## Task requirements
Take the entries below and print all of them exactly, please.

## Stored items from a collection
──────────
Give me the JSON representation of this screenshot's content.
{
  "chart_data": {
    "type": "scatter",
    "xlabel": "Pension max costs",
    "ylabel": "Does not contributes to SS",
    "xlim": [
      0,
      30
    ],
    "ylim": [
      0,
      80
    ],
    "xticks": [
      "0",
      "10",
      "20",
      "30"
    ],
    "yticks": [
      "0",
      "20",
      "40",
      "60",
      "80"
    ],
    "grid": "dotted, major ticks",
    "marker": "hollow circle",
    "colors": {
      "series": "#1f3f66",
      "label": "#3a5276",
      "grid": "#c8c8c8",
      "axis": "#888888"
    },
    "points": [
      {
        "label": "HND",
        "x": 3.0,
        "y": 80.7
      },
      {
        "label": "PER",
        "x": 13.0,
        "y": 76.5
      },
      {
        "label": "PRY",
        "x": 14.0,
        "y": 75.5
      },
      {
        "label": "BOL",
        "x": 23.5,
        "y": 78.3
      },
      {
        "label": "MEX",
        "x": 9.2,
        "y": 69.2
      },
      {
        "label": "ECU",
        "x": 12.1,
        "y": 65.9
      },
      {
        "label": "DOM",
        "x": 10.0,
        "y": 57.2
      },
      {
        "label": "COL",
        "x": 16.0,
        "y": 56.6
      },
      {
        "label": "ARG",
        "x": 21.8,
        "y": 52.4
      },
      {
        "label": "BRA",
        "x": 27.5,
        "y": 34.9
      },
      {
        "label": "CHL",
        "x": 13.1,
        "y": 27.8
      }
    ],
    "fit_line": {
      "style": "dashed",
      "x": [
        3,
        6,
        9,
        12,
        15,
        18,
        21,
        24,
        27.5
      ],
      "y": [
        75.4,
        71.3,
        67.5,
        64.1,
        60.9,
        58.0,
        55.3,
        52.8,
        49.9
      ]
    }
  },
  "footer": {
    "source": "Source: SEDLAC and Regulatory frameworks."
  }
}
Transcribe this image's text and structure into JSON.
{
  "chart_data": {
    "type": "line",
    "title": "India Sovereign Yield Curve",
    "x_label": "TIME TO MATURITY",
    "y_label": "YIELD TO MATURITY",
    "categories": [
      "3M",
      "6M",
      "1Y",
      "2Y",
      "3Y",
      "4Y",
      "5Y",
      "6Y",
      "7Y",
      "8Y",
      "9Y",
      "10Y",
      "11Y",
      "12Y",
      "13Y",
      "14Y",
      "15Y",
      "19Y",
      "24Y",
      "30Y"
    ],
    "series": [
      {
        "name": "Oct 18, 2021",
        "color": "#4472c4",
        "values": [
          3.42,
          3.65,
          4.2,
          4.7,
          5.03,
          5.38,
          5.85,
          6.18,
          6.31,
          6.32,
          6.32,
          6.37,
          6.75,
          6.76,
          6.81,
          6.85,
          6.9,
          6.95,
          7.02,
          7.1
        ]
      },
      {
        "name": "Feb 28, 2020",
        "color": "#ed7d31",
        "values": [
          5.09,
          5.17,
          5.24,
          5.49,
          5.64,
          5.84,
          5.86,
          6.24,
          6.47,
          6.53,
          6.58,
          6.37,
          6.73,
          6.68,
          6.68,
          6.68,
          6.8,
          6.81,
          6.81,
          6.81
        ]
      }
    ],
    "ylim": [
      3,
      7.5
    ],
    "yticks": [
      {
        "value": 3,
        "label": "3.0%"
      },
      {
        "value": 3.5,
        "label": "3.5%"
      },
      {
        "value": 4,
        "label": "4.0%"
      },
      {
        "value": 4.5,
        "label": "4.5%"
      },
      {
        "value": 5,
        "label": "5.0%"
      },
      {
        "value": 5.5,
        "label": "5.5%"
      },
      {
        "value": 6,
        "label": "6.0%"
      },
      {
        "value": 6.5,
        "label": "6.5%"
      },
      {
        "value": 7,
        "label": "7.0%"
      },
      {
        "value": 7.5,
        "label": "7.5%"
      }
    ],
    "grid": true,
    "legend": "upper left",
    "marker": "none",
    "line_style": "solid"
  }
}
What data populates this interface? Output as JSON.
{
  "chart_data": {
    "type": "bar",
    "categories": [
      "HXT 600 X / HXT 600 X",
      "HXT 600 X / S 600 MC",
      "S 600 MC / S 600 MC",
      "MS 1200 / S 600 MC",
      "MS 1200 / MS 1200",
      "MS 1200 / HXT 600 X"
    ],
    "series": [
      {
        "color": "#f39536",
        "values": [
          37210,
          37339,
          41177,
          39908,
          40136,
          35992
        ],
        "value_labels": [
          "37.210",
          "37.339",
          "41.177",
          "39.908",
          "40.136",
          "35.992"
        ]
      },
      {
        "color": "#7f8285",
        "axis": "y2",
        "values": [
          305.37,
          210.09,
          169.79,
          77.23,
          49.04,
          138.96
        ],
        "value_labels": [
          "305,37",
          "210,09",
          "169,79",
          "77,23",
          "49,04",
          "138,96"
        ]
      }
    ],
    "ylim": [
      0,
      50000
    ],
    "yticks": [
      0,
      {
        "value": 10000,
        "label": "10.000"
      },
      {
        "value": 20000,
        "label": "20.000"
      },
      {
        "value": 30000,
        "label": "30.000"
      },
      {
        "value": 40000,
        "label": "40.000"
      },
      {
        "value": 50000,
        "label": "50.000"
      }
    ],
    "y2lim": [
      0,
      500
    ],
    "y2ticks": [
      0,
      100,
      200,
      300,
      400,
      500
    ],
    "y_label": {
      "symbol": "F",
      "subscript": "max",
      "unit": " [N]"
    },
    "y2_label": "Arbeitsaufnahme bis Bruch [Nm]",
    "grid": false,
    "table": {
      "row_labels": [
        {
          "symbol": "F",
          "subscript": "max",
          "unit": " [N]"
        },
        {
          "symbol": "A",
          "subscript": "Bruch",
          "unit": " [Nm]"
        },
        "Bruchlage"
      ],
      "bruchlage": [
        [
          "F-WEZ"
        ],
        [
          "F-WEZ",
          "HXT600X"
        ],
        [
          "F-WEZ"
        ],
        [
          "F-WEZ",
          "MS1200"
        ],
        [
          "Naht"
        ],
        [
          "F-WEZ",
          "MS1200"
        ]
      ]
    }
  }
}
──────────
## Result of the exercise
Give me the JSON representation of this screenshot's content.
{
  "chart_data": {
    "type": "scatter",
    "xlabel": "Pension max costs",
    "ylabel": "Does not contributes to SS",
    "xlim": [
      0,
      30
    ],
    "ylim": [
      0,
      80
    ],
    "xticks": [
      "0",
      "10",
      "20",
      "30"
    ],
    "yticks": [
      "0",
      "20",
      "40",
      "60",
      "80"
    ],
    "grid": "dotted, major ticks",
    "marker": "hollow circle",
    "colors": {
      "series": "#1f3f66",
      "label": "#3a5276",
      "grid": "#c8c8c8",
      "axis": "#888888"
    },
    "points": [
      {
        "label": "HND",
        "x": 3.0,
        "y": 80.7
      },
      {
        "label": "PER",
        "x": 13.0,
        "y": 76.5
      },
      {
        "label": "PRY",
        "x": 14.0,
        "y": 75.5
      },
      {
        "label": "BOL",
        "x": 23.5,
        "y": 78.3
      },
      {
        "label": "MEX",
        "x": 9.2,
        "y": 69.2
      },
      {
        "label": "ECU",
        "x": 12.1,
        "y": 65.9
      },
      {
        "label": "DOM",
        "x": 10.0,
        "y": 57.2
      },
      {
        "label": "COL",
        "x": 16.0,
        "y": 56.6
      },
      {
        "label": "ARG",
        "x": 21.8,
        "y": 52.4
      },
      {
        "label": "BRA",
        "x": 27.5,
        "y": 34.9
      },
      {
        "label": "CHL",
        "x": 13.1,
        "y": 27.8
      }
    ],
    "fit_line": {
      "style": "dashed",
      "x": [
        3,
        6,
        9,
        12,
        15,
        18,
        21,
        24,
        27.5
      ],
      "y": [
        75.4,
        71.3,
        67.5,
        64.1,
        60.9,
        58.0,
        55.3,
        52.8,
        49.9
      ]
    }
  },
  "footer": {
    "source": "Source: SEDLAC and Regulatory frameworks."
  }
}
Transcribe this image's text and structure into JSON.
{
  "chart_data": {
    "type": "line",
    "title": "India Sovereign Yield Curve",
    "x_label": "TIME TO MATURITY",
    "y_label": "YIELD TO MATURITY",
    "categories": [
      "3M",
      "6M",
      "1Y",
      "2Y",
      "3Y",
      "4Y",
      "5Y",
      "6Y",
      "7Y",
      "8Y",
      "9Y",
      "10Y",
      "11Y",
      "12Y",
      "13Y",
      "14Y",
      "15Y",
      "19Y",
      "24Y",
      "30Y"
    ],
    "series": [
      {
        "name": "Oct 18, 2021",
        "color": "#4472c4",
        "values": [
          3.42,
          3.65,
          4.2,
          4.7,
          5.03,
          5.38,
          5.85,
          6.18,
          6.31,
          6.32,
          6.32,
          6.37,
          6.75,
          6.76,
          6.81,
          6.85,
          6.9,
          6.95,
          7.02,
          7.1
        ]
      },
      {
        "name": "Feb 28, 2020",
        "color": "#ed7d31",
        "values": [
          5.09,
          5.17,
          5.24,
          5.49,
          5.64,
          5.84,
          5.86,
          6.24,
          6.47,
          6.53,
          6.58,
          6.37,
          6.73,
          6.68,
          6.68,
          6.68,
          6.8,
          6.81,
          6.81,
          6.81
        ]
      }
    ],
    "ylim": [
      3,
      7.5
    ],
    "yticks": [
      {
        "value": 3,
        "label": "3.0%"
      },
      {
        "value": 3.5,
        "label": "3.5%"
      },
      {
        "value": 4,
        "label": "4.0%"
      },
      {
        "value": 4.5,
        "label": "4.5%"
      },
      {
        "value": 5,
        "label": "5.0%"
      },
      {
        "value": 5.5,
        "label": "5.5%"
      },
      {
        "value": 6,
        "label": "6.0%"
      },
      {
        "value": 6.5,
        "label": "6.5%"
      },
      {
        "value": 7,
        "label": "7.0%"
      },
      {
        "value": 7.5,
        "label": "7.5%"
      }
    ],
    "grid": true,
    "legend": "upper left",
    "marker": "none",
    "line_style": "solid"
  }
}
What data populates this interface? Output as JSON.
{
  "chart_data": {
    "type": "bar",
    "categories": [
      "HXT 600 X / HXT 600 X",
      "HXT 600 X / S 600 MC",
      "S 600 MC / S 600 MC",
      "MS 1200 / S 600 MC",
      "MS 1200 / MS 1200",
      "MS 1200 / HXT 600 X"
    ],
    "series": [
      {
        "color": "#f39536",
        "values": [
          37210,
          37339,
          41177,
          39908,
          40136,
          35992
        ],
        "value_labels": [
          "37.210",
          "37.339",
          "41.177",
          "39.908",
          "40.136",
          "35.992"
        ]
      },
      {
        "color": "#7f8285",
        "axis": "y2",
        "values": [
          305.37,
          210.09,
          169.79,
          77.23,
          49.04,
          138.96
        ],
        "value_labels": [
          "305,37",
          "210,09",
          "169,79",
          "77,23",
          "49,04",
          "138,96"
        ]
      }
    ],
    "ylim": [
      0,
      50000
    ],
    "yticks": [
      0,
      {
        "value": 10000,
        "label": "10.000"
      },
      {
        "value": 20000,
        "label": "20.000"
      },
      {
        "value": 30000,
        "label": "30.000"
      },
      {
        "value": 40000,
        "label": "40.000"
      },
      {
        "value": 50000,
        "label": "50.000"
      }
    ],
    "y2lim": [
      0,
      500
    ],
    "y2ticks": [
      0,
      100,
      200,
      300,
      400,
      500
    ],
    "y_label": {
      "symbol": "F",
      "subscript": "max",
      "unit": " [N]"
    },
    "y2_label": "Arbeitsaufnahme bis Bruch [Nm]",
    "grid": false,
    "table": {
      "row_labels": [
        {
          "symbol": "F",
          "subscript": "max",
          "unit": " [N]"
        },
        {
          "symbol": "A",
          "subscript": "Bruch",
          "unit": " [Nm]"
        },
        "Bruchlage"
      ],
      "bruchlage": [
        [
          "F-WEZ"
        ],
        [
          "F-WEZ",
          "HXT600X"
        ],
        [
          "F-WEZ"
        ],
        [
          "F-WEZ",
          "MS1200"
        ],
        [
          "Naht"
        ],
        [
          "F-WEZ",
          "MS1200"
        ]
      ]
    }
  }
}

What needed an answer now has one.